[What you should do] Transcribe each line of the material as it is, and drop any picture.

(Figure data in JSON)
§ §

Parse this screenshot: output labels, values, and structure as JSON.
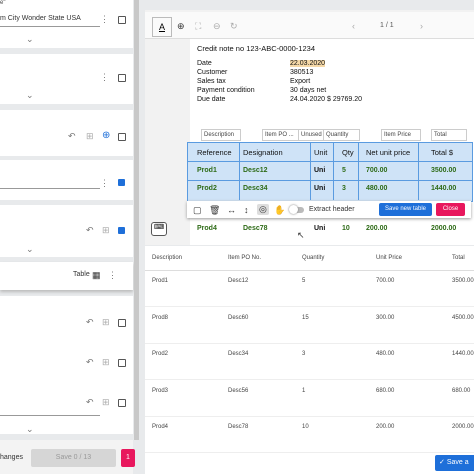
{
  "left_panel": {
    "field_label": "e\"",
    "address_value": "m City Wonder State USA",
    "table_label": "Table",
    "changes_label": "hanges",
    "save_button": "Save 0 / 13",
    "badge": "1"
  },
  "viewer": {
    "page_indicator": "1 / 1",
    "document": {
      "title": "Credit note no 123-ABC-0000-1234",
      "fields": [
        [
          "Date",
          "22.03.2020"
        ],
        [
          "Customer",
          "380513"
        ],
        [
          "Sales tax",
          "Export"
        ],
        [
          "Payment condition",
          "30 days net"
        ],
        [
          "Due date",
          "24.04.2020 $ 29769.20"
        ]
      ]
    },
    "column_selectors": [
      "Description",
      "Item PO ...",
      "Unused",
      "Quantity",
      "Item Price",
      "Total"
    ],
    "extracted_table": {
      "headers": [
        "Reference",
        "Designation",
        "Unit",
        "Qty",
        "Net unit price",
        "Total $"
      ],
      "rows": [
        [
          "Prod1",
          "Desc12",
          "Uni",
          "5",
          "700.00",
          "3500.00"
        ],
        [
          "Prod2",
          "Desc34",
          "Uni",
          "3",
          "480.00",
          "1440.00"
        ],
        [
          "Prod4",
          "Desc78",
          "Uni",
          "10",
          "200.00",
          "2000.00"
        ]
      ]
    },
    "toolbar": {
      "extract_header": "Extract header",
      "save_button": "Save new table",
      "close_button": "Close"
    }
  },
  "results_table": {
    "headers": [
      "Description",
      "Item PO No.",
      "Quantity",
      "Unit Price",
      "Total"
    ],
    "rows": [
      [
        "Prod1",
        "Desc12",
        "5",
        "700.00",
        "3500.00"
      ],
      [
        "Prod8",
        "Desc60",
        "15",
        "300.00",
        "4500.00"
      ],
      [
        "Prod2",
        "Desc34",
        "3",
        "480.00",
        "1440.00"
      ],
      [
        "Prod3",
        "Desc56",
        "1",
        "680.00",
        "680.00"
      ],
      [
        "Prod4",
        "Desc78",
        "10",
        "200.00",
        "2000.00"
      ]
    ]
  },
  "save_button": "Save a"
}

§ §

[The completed task]
Parse this screenshot: output labels, values, and structure as JSON.
{
  "left_panel": {
    "field_label": "e\"",
    "address_value": "m City Wonder State USA",
    "table_label": "Table",
    "changes_label": "hanges",
    "save_button": "Save 0 / 13",
    "badge": "1"
  },
  "viewer": {
    "page_indicator": "1 / 1",
    "document": {
      "title": "Credit note no 123-ABC-0000-1234",
      "fields": [
        [
          "Date",
          "22.03.2020"
        ],
        [
          "Customer",
          "380513"
        ],
        [
          "Sales tax",
          "Export"
        ],
        [
          "Payment condition",
          "30 days net"
        ],
        [
          "Due date",
          "24.04.2020 $ 29769.20"
        ]
      ]
    },
    "column_selectors": [
      "Description",
      "Item PO ...",
      "Unused",
      "Quantity",
      "Item Price",
      "Total"
    ],
    "extracted_table": {
      "headers": [
        "Reference",
        "Designation",
        "Unit",
        "Qty",
        "Net unit price",
        "Total $"
      ],
      "rows": [
        [
          "Prod1",
          "Desc12",
          "Uni",
          "5",
          "700.00",
          "3500.00"
        ],
        [
          "Prod2",
          "Desc34",
          "Uni",
          "3",
          "480.00",
          "1440.00"
        ],
        [
          "Prod4",
          "Desc78",
          "Uni",
          "10",
          "200.00",
          "2000.00"
        ]
      ]
    },
    "toolbar": {
      "extract_header": "Extract header",
      "save_button": "Save new table",
      "close_button": "Close"
    }
  },
  "results_table": {
    "headers": [
      "Description",
      "Item PO No.",
      "Quantity",
      "Unit Price",
      "Total"
    ],
    "rows": [
      [
        "Prod1",
        "Desc12",
        "5",
        "700.00",
        "3500.00"
      ],
      [
        "Prod8",
        "Desc60",
        "15",
        "300.00",
        "4500.00"
      ],
      [
        "Prod2",
        "Desc34",
        "3",
        "480.00",
        "1440.00"
      ],
      [
        "Prod3",
        "Desc56",
        "1",
        "680.00",
        "680.00"
      ],
      [
        "Prod4",
        "Desc78",
        "10",
        "200.00",
        "2000.00"
      ]
    ]
  },
  "save_button": "Save a"
}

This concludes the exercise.